Work through the data line by line, gathering every line that has the word "background".
## BEGIN
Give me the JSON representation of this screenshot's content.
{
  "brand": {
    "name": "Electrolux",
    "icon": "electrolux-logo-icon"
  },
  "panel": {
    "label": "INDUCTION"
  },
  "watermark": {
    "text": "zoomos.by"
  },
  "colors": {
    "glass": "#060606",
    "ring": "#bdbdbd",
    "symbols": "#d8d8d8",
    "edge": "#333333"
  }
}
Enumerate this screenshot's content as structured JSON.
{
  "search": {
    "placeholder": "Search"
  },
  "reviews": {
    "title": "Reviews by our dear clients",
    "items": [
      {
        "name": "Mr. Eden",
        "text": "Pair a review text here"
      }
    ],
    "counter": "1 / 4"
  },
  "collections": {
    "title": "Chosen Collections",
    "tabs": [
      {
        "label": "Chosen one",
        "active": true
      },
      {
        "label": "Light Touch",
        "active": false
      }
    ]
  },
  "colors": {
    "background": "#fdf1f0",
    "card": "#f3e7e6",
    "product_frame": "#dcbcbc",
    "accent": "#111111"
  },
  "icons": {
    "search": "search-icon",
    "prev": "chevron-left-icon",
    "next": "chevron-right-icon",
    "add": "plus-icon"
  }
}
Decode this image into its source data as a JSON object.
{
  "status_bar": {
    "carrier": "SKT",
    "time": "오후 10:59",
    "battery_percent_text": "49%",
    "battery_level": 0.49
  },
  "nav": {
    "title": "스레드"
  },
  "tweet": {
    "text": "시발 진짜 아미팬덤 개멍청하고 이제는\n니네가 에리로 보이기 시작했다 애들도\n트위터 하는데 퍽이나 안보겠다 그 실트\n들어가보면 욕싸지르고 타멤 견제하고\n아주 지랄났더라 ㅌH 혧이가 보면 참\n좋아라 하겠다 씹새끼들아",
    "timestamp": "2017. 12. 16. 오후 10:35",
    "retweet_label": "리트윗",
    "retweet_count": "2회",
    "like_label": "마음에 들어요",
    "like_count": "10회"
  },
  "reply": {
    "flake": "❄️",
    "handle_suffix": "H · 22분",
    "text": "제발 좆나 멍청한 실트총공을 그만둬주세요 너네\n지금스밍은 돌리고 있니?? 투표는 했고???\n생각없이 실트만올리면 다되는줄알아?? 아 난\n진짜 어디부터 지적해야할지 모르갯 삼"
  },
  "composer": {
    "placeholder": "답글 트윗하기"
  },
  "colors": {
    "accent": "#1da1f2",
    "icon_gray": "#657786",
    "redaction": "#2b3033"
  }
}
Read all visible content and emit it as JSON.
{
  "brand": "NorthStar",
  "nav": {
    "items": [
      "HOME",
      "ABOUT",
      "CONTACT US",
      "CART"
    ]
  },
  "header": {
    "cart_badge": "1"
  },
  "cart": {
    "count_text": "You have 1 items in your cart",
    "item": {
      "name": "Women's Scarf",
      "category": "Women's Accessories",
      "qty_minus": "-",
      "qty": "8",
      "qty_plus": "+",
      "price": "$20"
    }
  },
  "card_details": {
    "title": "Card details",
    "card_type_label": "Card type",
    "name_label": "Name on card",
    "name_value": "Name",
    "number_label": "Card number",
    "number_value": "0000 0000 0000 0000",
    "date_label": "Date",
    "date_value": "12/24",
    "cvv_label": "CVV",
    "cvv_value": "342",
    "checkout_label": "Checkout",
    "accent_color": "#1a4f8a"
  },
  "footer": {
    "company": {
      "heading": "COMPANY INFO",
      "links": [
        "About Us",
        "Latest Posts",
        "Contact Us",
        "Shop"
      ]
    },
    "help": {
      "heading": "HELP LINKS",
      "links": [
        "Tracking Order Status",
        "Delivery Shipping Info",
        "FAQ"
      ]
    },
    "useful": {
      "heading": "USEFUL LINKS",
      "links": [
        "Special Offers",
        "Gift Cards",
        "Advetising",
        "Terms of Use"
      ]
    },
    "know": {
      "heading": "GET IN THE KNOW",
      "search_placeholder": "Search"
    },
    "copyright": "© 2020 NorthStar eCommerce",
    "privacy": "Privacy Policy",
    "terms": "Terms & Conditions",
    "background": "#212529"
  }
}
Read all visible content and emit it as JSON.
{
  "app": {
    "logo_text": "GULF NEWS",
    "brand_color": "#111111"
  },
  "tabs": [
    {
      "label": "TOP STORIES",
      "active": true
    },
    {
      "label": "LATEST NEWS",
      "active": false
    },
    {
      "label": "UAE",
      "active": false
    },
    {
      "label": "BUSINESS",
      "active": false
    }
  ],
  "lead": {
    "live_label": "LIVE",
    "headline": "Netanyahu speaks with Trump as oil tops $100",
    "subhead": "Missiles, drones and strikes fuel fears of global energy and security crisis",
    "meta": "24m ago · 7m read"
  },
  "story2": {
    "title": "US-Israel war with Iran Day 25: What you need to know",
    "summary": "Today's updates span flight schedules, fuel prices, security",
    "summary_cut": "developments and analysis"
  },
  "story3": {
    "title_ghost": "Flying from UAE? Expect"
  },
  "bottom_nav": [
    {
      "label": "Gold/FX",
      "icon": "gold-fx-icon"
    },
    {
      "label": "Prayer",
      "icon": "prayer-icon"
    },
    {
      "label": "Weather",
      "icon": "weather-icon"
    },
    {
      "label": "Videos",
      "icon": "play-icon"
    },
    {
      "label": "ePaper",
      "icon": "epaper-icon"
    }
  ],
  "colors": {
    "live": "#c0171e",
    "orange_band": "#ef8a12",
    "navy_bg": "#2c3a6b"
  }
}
## END
* RESULT OF THIS TASK:
    "background": "#fdf1f0",
    "background": "#212529"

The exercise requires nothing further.